-- LISTING start --

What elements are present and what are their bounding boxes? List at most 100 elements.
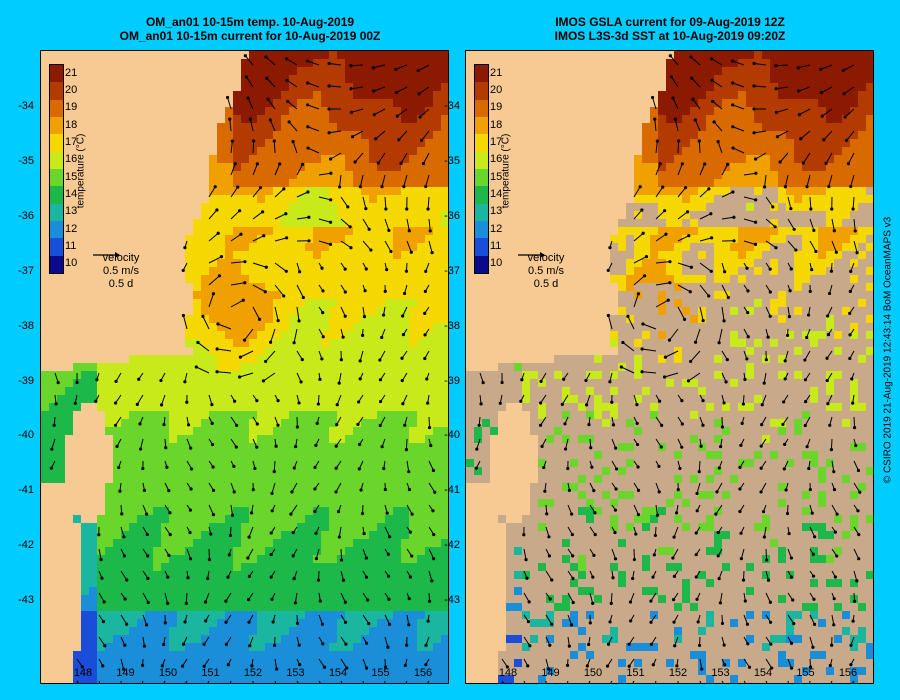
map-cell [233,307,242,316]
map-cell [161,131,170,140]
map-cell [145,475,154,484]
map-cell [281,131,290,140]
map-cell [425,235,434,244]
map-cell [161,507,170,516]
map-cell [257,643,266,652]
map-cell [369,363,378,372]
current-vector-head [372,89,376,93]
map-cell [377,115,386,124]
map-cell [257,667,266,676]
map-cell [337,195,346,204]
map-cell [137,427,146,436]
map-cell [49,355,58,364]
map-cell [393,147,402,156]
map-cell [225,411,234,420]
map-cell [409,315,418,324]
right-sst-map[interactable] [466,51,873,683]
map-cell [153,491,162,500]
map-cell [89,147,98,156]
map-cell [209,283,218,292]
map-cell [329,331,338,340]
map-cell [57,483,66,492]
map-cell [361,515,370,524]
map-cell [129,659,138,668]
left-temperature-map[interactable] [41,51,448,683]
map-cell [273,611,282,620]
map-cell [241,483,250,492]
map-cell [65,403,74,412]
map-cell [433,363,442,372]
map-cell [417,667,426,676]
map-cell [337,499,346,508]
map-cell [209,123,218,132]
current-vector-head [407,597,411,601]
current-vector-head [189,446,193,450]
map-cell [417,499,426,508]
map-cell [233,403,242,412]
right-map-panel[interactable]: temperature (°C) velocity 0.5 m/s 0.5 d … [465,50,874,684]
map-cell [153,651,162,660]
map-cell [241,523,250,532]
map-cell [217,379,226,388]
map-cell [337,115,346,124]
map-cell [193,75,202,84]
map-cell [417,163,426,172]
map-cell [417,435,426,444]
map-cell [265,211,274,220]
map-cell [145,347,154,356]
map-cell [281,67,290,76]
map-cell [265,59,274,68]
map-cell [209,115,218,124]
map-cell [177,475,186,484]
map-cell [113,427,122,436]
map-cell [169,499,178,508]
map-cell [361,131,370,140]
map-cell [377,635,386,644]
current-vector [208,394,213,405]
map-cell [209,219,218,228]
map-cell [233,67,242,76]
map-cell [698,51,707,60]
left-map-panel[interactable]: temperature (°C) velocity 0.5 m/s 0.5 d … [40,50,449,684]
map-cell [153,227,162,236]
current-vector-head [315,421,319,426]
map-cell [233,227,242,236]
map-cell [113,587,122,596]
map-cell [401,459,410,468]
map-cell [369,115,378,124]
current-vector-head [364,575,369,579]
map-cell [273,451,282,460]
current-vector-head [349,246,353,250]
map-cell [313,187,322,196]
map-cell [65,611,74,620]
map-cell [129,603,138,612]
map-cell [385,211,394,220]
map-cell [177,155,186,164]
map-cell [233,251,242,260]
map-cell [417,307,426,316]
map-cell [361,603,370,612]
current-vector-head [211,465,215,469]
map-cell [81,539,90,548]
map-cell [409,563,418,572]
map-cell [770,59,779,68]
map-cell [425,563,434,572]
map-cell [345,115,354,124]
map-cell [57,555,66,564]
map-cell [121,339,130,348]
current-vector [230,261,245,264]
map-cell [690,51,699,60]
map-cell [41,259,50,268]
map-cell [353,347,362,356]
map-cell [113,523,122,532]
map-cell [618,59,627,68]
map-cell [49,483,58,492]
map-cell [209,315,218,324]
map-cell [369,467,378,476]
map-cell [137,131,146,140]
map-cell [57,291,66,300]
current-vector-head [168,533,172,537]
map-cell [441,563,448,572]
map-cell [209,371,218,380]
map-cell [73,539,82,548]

-- LISTING end --
-- LISTING start --

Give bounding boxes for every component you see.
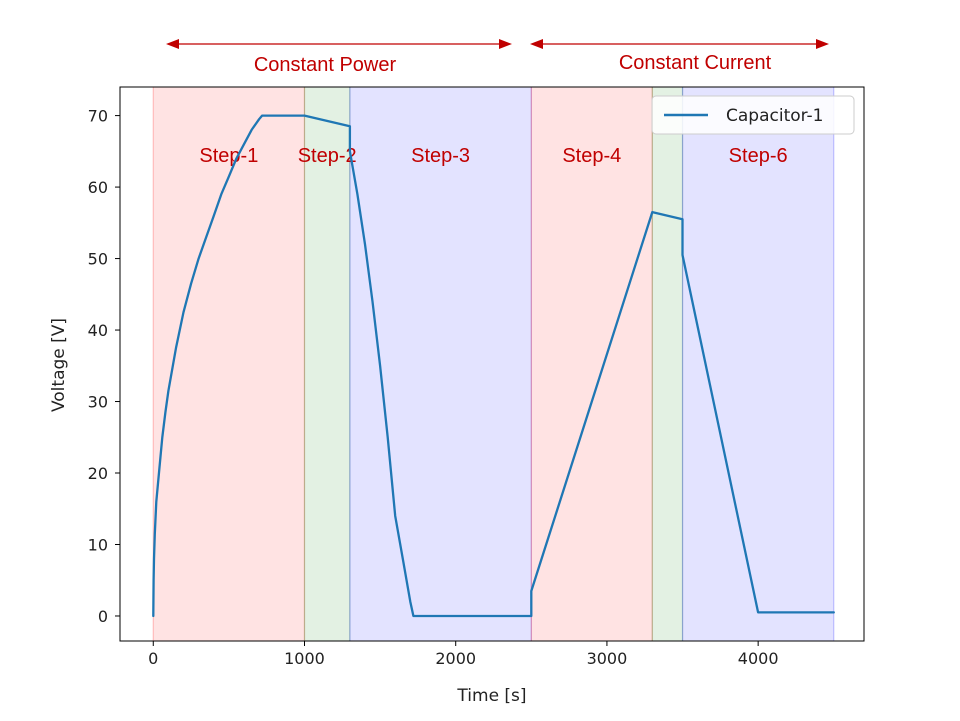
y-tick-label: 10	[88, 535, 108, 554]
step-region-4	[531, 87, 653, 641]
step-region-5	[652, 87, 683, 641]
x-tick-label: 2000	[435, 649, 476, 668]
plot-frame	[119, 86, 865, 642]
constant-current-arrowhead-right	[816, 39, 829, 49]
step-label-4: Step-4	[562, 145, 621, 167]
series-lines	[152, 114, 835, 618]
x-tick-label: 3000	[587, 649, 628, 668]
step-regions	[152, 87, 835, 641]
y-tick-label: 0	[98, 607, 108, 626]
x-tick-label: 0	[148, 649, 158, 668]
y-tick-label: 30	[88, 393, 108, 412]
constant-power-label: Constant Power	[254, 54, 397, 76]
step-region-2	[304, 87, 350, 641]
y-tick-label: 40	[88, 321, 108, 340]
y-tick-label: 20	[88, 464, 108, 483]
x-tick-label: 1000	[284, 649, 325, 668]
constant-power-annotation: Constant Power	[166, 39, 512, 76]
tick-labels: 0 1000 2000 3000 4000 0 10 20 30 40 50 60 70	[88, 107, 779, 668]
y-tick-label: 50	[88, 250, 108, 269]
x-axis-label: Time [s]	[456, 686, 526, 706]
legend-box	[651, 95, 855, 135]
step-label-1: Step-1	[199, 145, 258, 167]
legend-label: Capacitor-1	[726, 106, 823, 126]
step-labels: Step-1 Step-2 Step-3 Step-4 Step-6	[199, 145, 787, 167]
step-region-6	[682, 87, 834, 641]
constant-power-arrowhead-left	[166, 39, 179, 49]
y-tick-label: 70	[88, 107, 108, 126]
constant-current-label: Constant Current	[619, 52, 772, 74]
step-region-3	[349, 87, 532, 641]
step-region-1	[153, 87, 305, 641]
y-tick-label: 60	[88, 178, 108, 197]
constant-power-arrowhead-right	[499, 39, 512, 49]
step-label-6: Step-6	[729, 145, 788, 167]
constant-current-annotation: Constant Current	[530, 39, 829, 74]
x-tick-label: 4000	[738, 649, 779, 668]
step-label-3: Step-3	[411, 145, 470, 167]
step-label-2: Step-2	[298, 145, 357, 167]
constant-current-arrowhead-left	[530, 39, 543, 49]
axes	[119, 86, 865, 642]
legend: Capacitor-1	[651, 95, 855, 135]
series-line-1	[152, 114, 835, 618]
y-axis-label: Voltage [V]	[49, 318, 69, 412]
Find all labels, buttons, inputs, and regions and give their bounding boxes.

-- LISTING end --
-- LISTING start --

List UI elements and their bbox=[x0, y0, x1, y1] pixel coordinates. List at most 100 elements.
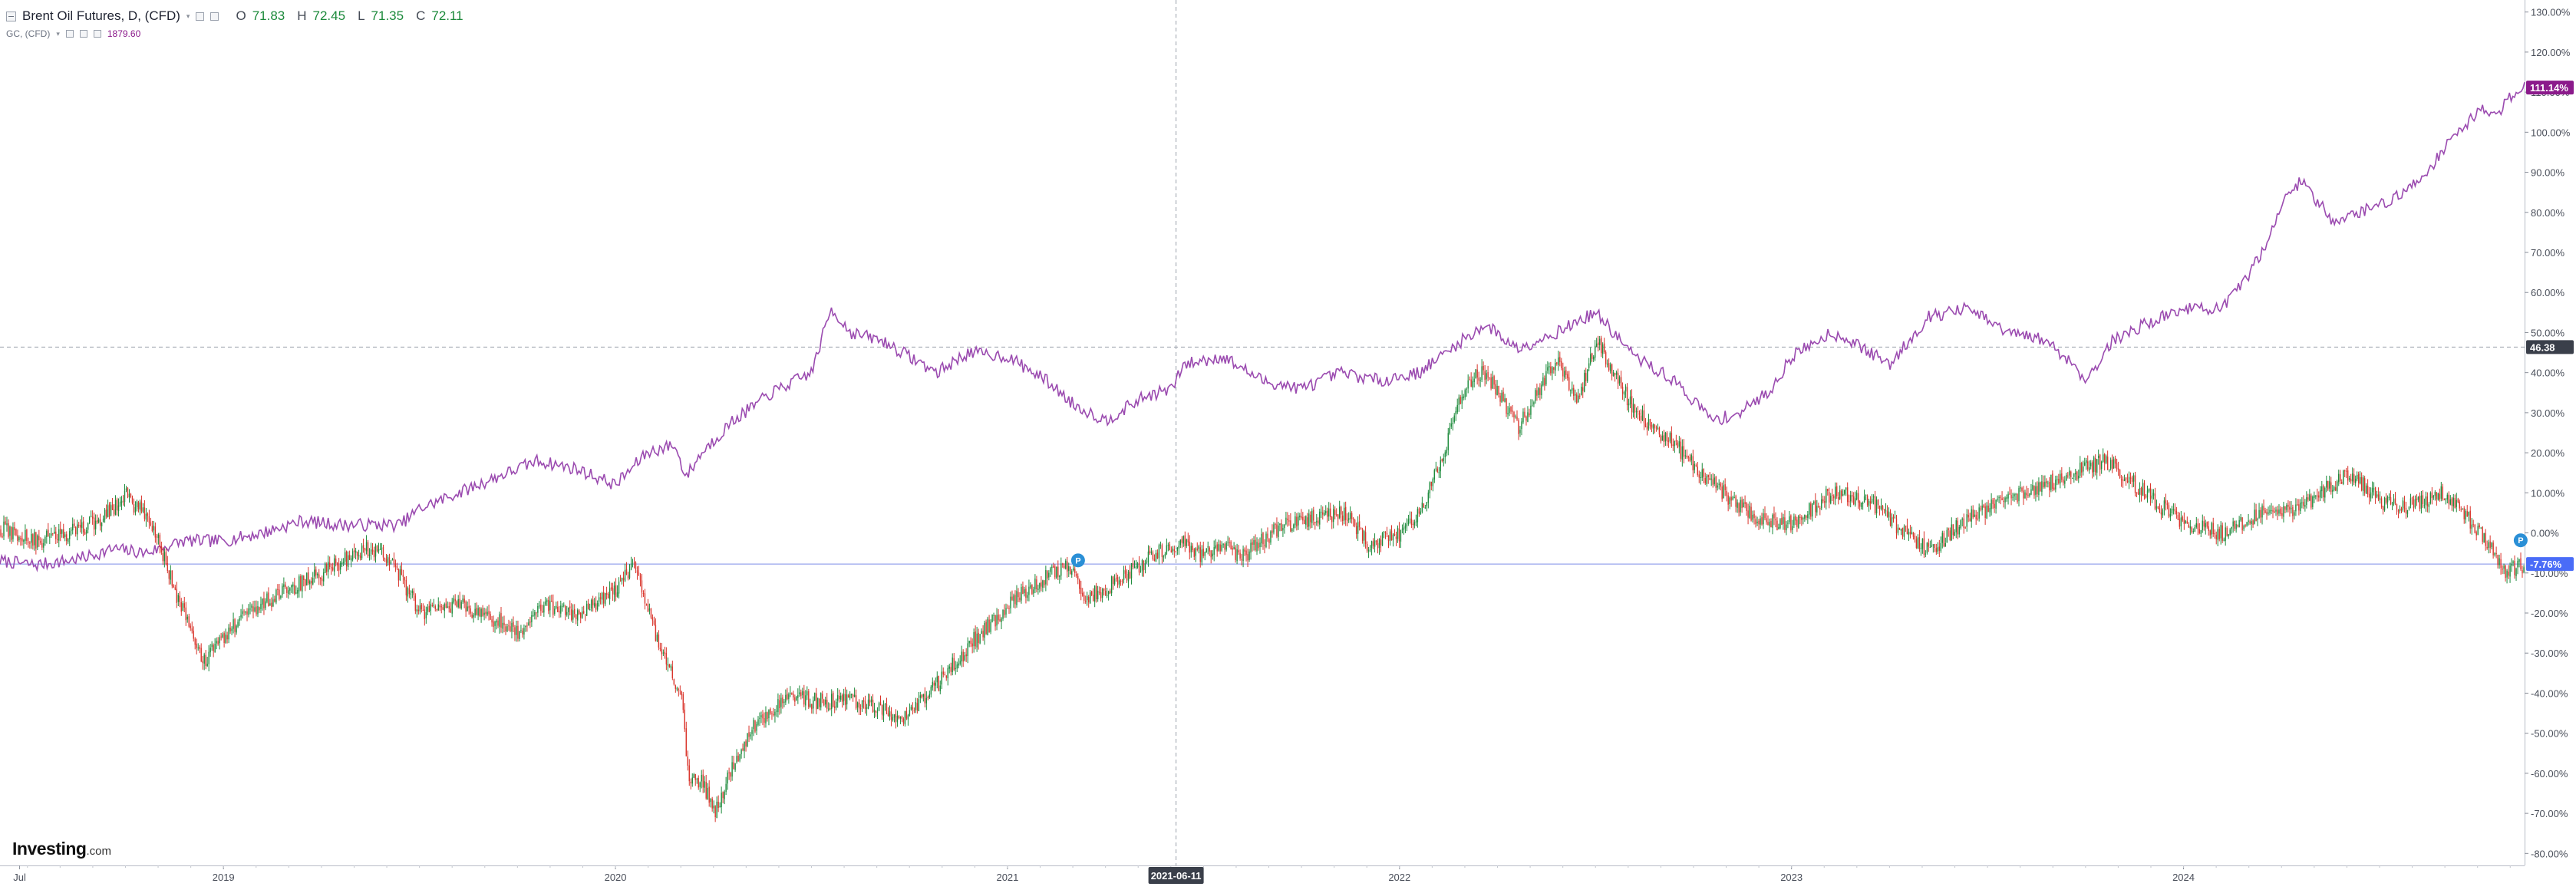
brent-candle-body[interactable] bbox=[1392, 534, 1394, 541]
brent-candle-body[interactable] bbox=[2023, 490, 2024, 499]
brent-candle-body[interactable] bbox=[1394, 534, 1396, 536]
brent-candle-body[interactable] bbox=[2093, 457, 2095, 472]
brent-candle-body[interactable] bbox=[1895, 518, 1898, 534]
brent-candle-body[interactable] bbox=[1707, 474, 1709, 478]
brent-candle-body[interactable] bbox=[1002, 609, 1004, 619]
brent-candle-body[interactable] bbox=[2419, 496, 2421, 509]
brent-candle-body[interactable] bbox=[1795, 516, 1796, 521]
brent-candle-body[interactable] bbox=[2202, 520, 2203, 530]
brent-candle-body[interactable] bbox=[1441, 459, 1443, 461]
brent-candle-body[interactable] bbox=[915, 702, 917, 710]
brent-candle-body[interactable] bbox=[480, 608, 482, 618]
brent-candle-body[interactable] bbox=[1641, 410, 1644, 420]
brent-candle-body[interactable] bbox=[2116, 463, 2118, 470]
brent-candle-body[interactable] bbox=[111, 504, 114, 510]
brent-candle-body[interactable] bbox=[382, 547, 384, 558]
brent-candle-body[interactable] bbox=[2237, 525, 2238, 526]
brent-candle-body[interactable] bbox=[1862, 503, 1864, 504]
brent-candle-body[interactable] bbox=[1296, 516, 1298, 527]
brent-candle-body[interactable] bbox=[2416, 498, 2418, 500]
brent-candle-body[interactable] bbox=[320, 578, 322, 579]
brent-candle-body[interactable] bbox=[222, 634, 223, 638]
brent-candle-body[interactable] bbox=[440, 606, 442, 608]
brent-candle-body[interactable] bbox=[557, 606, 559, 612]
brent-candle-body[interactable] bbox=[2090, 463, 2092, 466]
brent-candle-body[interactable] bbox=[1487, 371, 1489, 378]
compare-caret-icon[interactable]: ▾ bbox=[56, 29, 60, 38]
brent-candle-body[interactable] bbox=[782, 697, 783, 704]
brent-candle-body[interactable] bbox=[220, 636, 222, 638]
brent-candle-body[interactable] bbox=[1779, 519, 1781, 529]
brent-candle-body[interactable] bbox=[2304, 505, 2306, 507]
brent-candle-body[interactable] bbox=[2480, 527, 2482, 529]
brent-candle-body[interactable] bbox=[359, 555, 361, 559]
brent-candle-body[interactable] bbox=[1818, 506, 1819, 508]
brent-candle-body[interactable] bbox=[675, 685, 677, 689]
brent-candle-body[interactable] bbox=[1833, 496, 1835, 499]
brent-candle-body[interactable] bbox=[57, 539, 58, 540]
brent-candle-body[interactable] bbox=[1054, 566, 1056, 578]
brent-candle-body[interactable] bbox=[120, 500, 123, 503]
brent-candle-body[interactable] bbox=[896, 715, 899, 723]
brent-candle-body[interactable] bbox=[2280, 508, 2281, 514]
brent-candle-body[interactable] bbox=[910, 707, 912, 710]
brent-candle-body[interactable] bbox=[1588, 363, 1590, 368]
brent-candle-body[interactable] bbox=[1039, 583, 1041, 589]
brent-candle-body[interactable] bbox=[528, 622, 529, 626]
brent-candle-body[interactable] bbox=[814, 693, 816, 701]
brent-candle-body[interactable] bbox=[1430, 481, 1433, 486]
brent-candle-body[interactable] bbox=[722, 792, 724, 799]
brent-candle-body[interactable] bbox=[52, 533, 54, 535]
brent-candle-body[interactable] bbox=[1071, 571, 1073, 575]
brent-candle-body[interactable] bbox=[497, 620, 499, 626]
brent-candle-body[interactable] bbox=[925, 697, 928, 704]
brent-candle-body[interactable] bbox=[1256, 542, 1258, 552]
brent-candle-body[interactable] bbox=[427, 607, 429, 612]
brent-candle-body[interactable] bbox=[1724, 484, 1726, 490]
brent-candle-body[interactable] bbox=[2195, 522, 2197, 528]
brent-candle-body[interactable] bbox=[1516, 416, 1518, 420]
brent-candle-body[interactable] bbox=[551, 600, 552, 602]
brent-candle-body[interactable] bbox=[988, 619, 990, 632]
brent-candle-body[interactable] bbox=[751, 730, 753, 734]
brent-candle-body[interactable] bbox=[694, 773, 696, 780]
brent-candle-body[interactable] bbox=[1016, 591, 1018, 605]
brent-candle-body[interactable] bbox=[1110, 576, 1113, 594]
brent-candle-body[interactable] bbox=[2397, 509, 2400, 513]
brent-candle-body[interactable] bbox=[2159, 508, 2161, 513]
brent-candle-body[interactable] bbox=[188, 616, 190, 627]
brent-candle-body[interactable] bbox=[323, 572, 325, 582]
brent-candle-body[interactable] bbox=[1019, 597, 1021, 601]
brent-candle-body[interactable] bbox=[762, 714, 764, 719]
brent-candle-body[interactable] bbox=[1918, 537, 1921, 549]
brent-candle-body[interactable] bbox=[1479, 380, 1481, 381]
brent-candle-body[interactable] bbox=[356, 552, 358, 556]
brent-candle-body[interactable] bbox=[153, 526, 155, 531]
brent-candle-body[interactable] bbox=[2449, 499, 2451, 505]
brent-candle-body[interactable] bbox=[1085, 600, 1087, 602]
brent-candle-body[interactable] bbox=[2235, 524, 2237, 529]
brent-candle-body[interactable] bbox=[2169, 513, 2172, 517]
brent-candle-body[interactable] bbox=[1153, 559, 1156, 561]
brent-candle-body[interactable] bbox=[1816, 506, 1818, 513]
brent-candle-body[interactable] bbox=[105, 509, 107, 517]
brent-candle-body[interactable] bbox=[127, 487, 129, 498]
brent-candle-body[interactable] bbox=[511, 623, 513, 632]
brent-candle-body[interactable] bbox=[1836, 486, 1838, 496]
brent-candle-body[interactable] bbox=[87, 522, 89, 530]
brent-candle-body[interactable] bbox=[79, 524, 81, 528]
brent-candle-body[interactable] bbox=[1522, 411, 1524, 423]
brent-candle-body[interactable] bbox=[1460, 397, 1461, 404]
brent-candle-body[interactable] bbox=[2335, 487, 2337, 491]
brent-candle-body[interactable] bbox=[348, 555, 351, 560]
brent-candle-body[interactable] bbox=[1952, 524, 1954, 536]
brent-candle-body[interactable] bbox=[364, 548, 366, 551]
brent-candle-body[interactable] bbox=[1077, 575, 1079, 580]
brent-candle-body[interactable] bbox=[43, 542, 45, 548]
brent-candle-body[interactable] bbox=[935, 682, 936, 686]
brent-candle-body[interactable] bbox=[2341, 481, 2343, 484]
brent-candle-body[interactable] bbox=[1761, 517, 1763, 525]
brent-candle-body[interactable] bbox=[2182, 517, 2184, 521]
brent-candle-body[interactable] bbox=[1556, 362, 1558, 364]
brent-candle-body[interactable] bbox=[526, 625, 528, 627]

-- LISTING end --

▶ _TASK REQUIREMENTS_
Pick out every line of the records above that contains the string "vector", matching case exactly.

▶ _OUTPUT FOR THIS TASK_
current-vector-head [372,89,376,93]
current-vector-head [407,597,411,601]
current-vector-head [189,446,193,450]
current-vector [208,394,213,405]
current-vector-head [315,421,319,426]
current-vector-head [364,575,369,579]
current-vector-head [349,246,353,250]
current-vector-head [211,465,215,469]
current-vector [230,261,245,264]
current-vector-head [168,533,172,537]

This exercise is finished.